[begin LISTING]
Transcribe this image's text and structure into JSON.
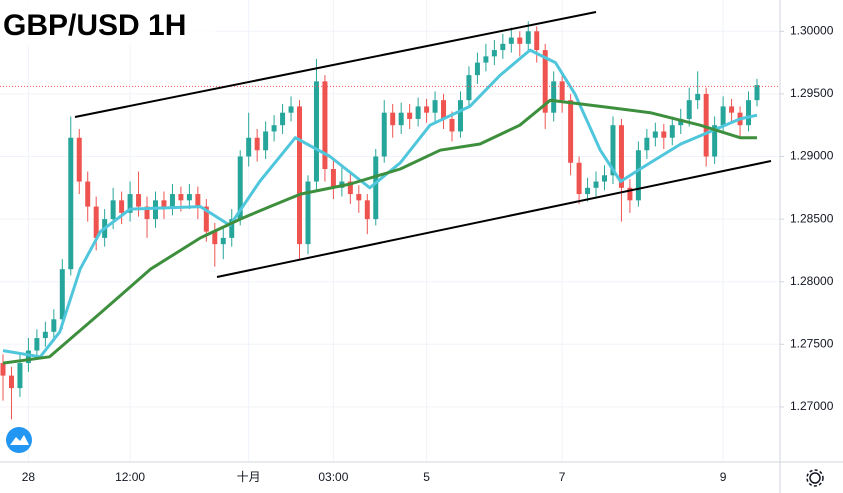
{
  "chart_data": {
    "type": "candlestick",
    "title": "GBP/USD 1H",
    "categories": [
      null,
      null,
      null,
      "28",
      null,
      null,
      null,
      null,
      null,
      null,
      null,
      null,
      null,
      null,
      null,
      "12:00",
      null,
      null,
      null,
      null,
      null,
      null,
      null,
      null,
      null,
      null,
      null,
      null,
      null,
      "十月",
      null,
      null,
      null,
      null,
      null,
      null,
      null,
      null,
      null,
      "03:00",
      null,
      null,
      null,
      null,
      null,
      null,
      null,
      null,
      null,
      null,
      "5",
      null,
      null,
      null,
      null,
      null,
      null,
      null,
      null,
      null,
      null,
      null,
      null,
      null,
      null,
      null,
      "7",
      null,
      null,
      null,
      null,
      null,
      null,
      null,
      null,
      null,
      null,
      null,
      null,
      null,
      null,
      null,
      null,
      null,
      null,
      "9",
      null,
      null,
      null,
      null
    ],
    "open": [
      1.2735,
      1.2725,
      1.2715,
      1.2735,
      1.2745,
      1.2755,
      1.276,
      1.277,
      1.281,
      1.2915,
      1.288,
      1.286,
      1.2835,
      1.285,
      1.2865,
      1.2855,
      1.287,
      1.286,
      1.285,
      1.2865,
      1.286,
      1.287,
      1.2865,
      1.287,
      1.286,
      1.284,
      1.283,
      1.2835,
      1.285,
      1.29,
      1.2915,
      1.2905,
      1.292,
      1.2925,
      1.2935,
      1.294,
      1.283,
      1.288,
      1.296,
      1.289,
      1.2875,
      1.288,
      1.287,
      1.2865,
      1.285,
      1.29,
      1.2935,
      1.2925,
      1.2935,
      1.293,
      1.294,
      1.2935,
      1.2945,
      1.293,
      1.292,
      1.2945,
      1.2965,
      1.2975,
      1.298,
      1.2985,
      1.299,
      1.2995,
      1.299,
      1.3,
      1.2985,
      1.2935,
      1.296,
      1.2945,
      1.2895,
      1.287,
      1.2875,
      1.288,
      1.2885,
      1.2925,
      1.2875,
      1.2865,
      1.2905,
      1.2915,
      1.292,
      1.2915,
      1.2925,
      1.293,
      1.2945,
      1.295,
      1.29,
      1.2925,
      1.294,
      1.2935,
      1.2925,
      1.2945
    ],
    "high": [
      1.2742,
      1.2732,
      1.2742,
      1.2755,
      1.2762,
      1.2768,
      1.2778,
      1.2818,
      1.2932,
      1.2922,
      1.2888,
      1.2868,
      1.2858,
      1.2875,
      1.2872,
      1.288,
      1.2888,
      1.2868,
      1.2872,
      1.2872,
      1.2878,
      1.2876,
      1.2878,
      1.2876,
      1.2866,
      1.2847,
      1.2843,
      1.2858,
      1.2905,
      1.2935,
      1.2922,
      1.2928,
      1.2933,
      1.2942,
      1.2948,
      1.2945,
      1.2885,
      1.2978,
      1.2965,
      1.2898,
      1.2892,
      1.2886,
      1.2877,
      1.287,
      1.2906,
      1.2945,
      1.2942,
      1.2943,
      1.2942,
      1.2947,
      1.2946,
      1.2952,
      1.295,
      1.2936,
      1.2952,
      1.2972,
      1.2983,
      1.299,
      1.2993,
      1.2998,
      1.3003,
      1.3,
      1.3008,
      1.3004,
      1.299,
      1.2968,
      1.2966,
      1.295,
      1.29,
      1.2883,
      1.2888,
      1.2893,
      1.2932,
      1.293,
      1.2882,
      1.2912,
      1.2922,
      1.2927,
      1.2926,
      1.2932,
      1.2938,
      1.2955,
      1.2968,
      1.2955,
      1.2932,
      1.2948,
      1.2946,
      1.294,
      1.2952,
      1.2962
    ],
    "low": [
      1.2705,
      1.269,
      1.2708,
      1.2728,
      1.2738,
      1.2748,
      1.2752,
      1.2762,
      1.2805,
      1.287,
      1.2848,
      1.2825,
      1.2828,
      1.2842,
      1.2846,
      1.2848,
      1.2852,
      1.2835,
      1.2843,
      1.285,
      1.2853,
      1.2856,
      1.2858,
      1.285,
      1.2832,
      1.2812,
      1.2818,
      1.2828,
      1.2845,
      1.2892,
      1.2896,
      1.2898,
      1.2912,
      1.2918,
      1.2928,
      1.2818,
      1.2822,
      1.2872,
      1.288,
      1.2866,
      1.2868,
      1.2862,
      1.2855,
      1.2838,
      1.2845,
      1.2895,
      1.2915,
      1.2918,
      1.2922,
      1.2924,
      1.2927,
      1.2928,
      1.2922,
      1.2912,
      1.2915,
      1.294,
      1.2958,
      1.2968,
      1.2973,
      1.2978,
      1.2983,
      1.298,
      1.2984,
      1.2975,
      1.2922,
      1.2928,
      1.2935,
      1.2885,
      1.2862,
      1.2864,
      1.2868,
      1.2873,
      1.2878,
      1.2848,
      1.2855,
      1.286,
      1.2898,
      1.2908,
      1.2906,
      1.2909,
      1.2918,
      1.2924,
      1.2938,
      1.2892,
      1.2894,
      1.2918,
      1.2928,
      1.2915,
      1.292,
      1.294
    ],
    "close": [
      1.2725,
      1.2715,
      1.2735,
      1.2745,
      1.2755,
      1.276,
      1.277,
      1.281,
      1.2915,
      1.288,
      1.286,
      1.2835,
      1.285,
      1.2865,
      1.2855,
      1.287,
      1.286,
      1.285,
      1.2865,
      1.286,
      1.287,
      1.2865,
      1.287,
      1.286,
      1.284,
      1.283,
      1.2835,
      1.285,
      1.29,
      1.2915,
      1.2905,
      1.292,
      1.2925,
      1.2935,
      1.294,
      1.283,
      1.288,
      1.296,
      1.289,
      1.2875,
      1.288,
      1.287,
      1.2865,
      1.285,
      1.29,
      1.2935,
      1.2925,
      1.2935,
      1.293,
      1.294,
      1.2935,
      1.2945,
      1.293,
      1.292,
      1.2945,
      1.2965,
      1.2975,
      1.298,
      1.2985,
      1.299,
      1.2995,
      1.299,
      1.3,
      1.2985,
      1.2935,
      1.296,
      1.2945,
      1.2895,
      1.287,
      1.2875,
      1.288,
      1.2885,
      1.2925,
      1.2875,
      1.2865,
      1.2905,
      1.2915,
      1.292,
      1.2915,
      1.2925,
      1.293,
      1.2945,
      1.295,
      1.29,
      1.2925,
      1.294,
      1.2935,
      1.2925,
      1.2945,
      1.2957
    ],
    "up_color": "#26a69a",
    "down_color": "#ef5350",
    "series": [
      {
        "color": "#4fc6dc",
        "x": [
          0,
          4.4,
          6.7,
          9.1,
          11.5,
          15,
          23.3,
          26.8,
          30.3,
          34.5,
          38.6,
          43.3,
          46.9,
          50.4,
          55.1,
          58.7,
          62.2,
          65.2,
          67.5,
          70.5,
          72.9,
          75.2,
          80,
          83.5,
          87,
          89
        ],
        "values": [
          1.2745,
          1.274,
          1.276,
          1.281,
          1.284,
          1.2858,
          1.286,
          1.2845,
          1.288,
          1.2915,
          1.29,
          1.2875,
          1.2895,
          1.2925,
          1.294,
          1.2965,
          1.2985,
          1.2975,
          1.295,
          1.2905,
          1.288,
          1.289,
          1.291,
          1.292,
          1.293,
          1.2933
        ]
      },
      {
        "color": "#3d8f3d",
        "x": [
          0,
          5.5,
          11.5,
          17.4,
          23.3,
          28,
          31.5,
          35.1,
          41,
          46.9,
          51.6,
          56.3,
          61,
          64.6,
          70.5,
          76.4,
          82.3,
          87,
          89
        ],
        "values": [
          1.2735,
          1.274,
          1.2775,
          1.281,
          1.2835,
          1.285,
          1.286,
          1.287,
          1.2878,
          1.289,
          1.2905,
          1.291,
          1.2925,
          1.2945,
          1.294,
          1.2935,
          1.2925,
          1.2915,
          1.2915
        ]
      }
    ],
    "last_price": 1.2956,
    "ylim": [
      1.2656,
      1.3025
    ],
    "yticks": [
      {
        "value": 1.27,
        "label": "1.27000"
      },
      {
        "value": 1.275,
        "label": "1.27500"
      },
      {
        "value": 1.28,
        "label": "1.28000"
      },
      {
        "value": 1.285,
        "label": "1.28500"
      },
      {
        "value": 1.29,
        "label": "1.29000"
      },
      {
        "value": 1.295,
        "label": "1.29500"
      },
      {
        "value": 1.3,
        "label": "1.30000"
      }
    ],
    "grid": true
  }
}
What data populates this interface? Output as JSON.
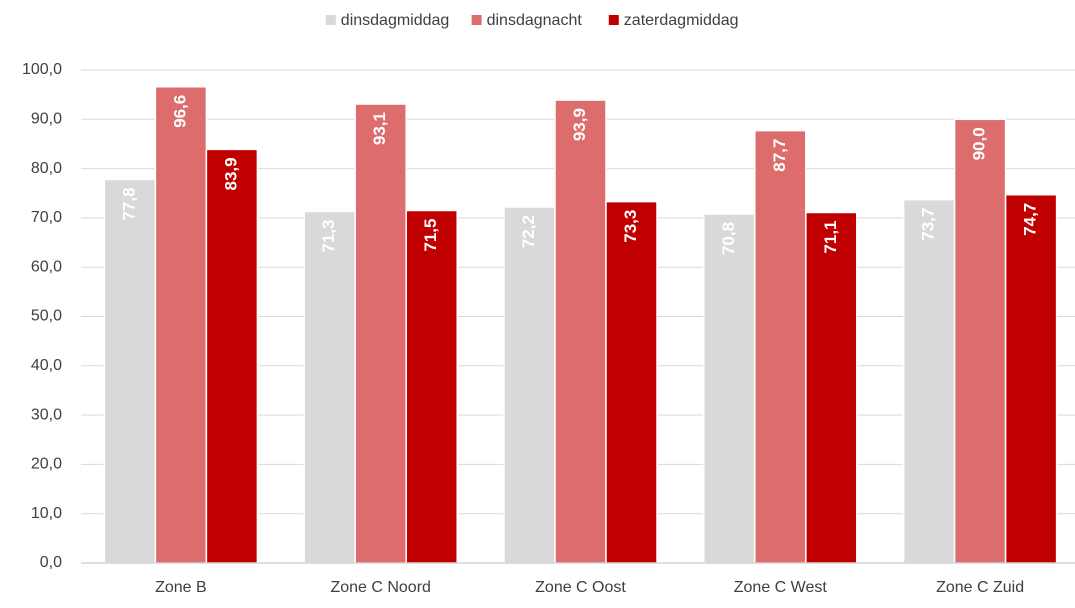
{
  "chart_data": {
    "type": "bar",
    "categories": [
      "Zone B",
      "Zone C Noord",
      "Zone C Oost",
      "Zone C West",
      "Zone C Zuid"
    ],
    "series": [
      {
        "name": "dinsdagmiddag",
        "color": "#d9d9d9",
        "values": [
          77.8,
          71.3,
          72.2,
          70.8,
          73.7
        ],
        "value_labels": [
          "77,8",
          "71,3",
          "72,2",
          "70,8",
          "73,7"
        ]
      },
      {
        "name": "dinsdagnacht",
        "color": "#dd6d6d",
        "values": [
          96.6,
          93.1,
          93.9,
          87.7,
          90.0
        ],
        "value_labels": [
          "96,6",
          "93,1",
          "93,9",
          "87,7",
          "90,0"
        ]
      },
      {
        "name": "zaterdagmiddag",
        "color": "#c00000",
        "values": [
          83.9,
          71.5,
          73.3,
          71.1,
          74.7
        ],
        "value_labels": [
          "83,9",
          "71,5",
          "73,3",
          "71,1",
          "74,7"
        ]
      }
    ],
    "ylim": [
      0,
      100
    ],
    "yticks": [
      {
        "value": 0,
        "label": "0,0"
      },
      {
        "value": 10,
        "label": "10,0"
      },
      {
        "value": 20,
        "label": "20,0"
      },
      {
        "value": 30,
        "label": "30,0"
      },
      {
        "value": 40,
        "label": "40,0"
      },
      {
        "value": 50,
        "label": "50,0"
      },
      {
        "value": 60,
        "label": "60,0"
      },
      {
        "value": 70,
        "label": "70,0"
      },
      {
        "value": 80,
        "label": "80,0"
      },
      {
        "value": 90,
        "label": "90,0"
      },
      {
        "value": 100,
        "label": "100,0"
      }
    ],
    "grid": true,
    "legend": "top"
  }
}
[end LISTING]
YOUR OBJECTIVE —
Leave out every picture and copy verbatim the lines running from the line containing "What data populates" through the final line of the data.

PROBLEM SOLUTION —
What data populates this interface? Output as JSON.
{
  "chart_data": {
    "type": "bar",
    "categories": [
      "Zone B",
      "Zone C Noord",
      "Zone C Oost",
      "Zone C West",
      "Zone C Zuid"
    ],
    "series": [
      {
        "name": "dinsdagmiddag",
        "color": "#d9d9d9",
        "values": [
          77.8,
          71.3,
          72.2,
          70.8,
          73.7
        ],
        "value_labels": [
          "77,8",
          "71,3",
          "72,2",
          "70,8",
          "73,7"
        ]
      },
      {
        "name": "dinsdagnacht",
        "color": "#dd6d6d",
        "values": [
          96.6,
          93.1,
          93.9,
          87.7,
          90.0
        ],
        "value_labels": [
          "96,6",
          "93,1",
          "93,9",
          "87,7",
          "90,0"
        ]
      },
      {
        "name": "zaterdagmiddag",
        "color": "#c00000",
        "values": [
          83.9,
          71.5,
          73.3,
          71.1,
          74.7
        ],
        "value_labels": [
          "83,9",
          "71,5",
          "73,3",
          "71,1",
          "74,7"
        ]
      }
    ],
    "ylim": [
      0,
      100
    ],
    "yticks": [
      {
        "value": 0,
        "label": "0,0"
      },
      {
        "value": 10,
        "label": "10,0"
      },
      {
        "value": 20,
        "label": "20,0"
      },
      {
        "value": 30,
        "label": "30,0"
      },
      {
        "value": 40,
        "label": "40,0"
      },
      {
        "value": 50,
        "label": "50,0"
      },
      {
        "value": 60,
        "label": "60,0"
      },
      {
        "value": 70,
        "label": "70,0"
      },
      {
        "value": 80,
        "label": "80,0"
      },
      {
        "value": 90,
        "label": "90,0"
      },
      {
        "value": 100,
        "label": "100,0"
      }
    ],
    "grid": true,
    "legend": "top"
  }
}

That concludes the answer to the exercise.